- What the task asks
Reproduce every entry in the listing without alteration.

Records from a collection:
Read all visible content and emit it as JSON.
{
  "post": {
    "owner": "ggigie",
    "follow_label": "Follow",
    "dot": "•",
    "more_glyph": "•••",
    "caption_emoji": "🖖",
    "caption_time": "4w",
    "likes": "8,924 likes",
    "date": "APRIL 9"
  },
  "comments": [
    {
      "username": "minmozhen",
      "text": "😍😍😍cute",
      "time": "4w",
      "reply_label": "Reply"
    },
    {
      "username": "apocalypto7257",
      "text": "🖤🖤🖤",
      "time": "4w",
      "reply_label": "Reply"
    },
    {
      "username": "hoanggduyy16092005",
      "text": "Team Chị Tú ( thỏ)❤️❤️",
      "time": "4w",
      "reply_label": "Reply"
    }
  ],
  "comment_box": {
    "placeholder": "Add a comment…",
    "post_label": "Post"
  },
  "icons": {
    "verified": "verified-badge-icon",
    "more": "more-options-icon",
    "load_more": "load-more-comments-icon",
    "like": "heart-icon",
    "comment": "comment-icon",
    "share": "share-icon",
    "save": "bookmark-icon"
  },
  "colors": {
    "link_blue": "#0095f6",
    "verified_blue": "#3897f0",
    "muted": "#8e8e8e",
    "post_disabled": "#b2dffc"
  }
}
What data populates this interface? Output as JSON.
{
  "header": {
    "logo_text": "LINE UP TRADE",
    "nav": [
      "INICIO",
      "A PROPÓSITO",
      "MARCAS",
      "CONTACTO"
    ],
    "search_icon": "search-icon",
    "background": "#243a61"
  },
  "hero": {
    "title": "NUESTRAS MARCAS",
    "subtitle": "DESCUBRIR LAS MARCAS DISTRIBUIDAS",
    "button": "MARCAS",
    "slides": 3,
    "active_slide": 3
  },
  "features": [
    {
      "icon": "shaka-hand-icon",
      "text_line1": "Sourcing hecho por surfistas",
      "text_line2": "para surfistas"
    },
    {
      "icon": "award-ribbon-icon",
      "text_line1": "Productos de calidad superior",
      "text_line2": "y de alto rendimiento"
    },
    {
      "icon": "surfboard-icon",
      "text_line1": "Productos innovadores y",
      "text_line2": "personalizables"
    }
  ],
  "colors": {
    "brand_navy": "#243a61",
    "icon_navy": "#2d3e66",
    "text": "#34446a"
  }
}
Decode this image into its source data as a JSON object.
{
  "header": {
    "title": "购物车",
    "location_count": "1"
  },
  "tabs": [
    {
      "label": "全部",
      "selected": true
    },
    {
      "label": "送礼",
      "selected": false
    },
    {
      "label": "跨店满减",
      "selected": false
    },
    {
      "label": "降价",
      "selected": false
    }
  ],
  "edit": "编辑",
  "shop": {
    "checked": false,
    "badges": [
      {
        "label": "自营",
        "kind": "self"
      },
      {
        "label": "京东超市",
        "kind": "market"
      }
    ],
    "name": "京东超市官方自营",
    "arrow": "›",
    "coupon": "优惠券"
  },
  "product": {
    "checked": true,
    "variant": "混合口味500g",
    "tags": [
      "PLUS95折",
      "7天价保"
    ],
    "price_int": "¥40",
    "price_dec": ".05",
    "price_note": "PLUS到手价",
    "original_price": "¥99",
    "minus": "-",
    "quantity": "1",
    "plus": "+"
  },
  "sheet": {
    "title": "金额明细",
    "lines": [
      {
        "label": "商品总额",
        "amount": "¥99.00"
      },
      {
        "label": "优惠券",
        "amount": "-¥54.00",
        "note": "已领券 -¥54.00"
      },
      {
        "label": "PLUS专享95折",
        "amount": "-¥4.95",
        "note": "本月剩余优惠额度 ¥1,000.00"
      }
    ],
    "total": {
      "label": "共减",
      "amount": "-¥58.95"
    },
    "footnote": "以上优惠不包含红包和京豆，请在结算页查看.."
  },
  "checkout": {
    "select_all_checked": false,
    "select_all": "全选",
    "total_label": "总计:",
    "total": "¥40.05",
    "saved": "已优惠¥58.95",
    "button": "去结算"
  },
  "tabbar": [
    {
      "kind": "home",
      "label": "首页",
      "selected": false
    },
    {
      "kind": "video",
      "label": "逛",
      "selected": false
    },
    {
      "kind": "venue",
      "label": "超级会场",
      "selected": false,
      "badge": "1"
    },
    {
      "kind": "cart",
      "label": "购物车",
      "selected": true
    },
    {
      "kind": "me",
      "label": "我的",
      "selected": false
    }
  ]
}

- Response to the task
Read all visible content and emit it as JSON.
{
  "post": {
    "owner": "ggigie",
    "follow_label": "Follow",
    "dot": "•",
    "more_glyph": "•••",
    "caption_emoji": "🖖",
    "caption_time": "4w",
    "likes": "8,924 likes",
    "date": "APRIL 9"
  },
  "comments": [
    {
      "username": "minmozhen",
      "text": "😍😍😍cute",
      "time": "4w",
      "reply_label": "Reply"
    },
    {
      "username": "apocalypto7257",
      "text": "🖤🖤🖤",
      "time": "4w",
      "reply_label": "Reply"
    },
    {
      "username": "hoanggduyy16092005",
      "text": "Team Chị Tú ( thỏ)❤️❤️",
      "time": "4w",
      "reply_label": "Reply"
    }
  ],
  "comment_box": {
    "placeholder": "Add a comment…",
    "post_label": "Post"
  },
  "icons": {
    "verified": "verified-badge-icon",
    "more": "more-options-icon",
    "load_more": "load-more-comments-icon",
    "like": "heart-icon",
    "comment": "comment-icon",
    "share": "share-icon",
    "save": "bookmark-icon"
  },
  "colors": {
    "link_blue": "#0095f6",
    "verified_blue": "#3897f0",
    "muted": "#8e8e8e",
    "post_disabled": "#b2dffc"
  }
}
What data populates this interface? Output as JSON.
{
  "header": {
    "logo_text": "LINE UP TRADE",
    "nav": [
      "INICIO",
      "A PROPÓSITO",
      "MARCAS",
      "CONTACTO"
    ],
    "search_icon": "search-icon",
    "background": "#243a61"
  },
  "hero": {
    "title": "NUESTRAS MARCAS",
    "subtitle": "DESCUBRIR LAS MARCAS DISTRIBUIDAS",
    "button": "MARCAS",
    "slides": 3,
    "active_slide": 3
  },
  "features": [
    {
      "icon": "shaka-hand-icon",
      "text_line1": "Sourcing hecho por surfistas",
      "text_line2": "para surfistas"
    },
    {
      "icon": "award-ribbon-icon",
      "text_line1": "Productos de calidad superior",
      "text_line2": "y de alto rendimiento"
    },
    {
      "icon": "surfboard-icon",
      "text_line1": "Productos innovadores y",
      "text_line2": "personalizables"
    }
  ],
  "colors": {
    "brand_navy": "#243a61",
    "icon_navy": "#2d3e66",
    "text": "#34446a"
  }
}
Decode this image into its source data as a JSON object.
{
  "header": {
    "title": "购物车",
    "location_count": "1"
  },
  "tabs": [
    {
      "label": "全部",
      "selected": true
    },
    {
      "label": "送礼",
      "selected": false
    },
    {
      "label": "跨店满减",
      "selected": false
    },
    {
      "label": "降价",
      "selected": false
    }
  ],
  "edit": "编辑",
  "shop": {
    "checked": false,
    "badges": [
      {
        "label": "自营",
        "kind": "self"
      },
      {
        "label": "京东超市",
        "kind": "market"
      }
    ],
    "name": "京东超市官方自营",
    "arrow": "›",
    "coupon": "优惠券"
  },
  "product": {
    "checked": true,
    "variant": "混合口味500g",
    "tags": [
      "PLUS95折",
      "7天价保"
    ],
    "price_int": "¥40",
    "price_dec": ".05",
    "price_note": "PLUS到手价",
    "original_price": "¥99",
    "minus": "-",
    "quantity": "1",
    "plus": "+"
  },
  "sheet": {
    "title": "金额明细",
    "lines": [
      {
        "label": "商品总额",
        "amount": "¥99.00"
      },
      {
        "label": "优惠券",
        "amount": "-¥54.00",
        "note": "已领券 -¥54.00"
      },
      {
        "label": "PLUS专享95折",
        "amount": "-¥4.95",
        "note": "本月剩余优惠额度 ¥1,000.00"
      }
    ],
    "total": {
      "label": "共减",
      "amount": "-¥58.95"
    },
    "footnote": "以上优惠不包含红包和京豆，请在结算页查看.."
  },
  "checkout": {
    "select_all_checked": false,
    "select_all": "全选",
    "total_label": "总计:",
    "total": "¥40.05",
    "saved": "已优惠¥58.95",
    "button": "去结算"
  },
  "tabbar": [
    {
      "kind": "home",
      "label": "首页",
      "selected": false
    },
    {
      "kind": "video",
      "label": "逛",
      "selected": false
    },
    {
      "kind": "venue",
      "label": "超级会场",
      "selected": false,
      "badge": "1"
    },
    {
      "kind": "cart",
      "label": "购物车",
      "selected": true
    },
    {
      "kind": "me",
      "label": "我的",
      "selected": false
    }
  ]
}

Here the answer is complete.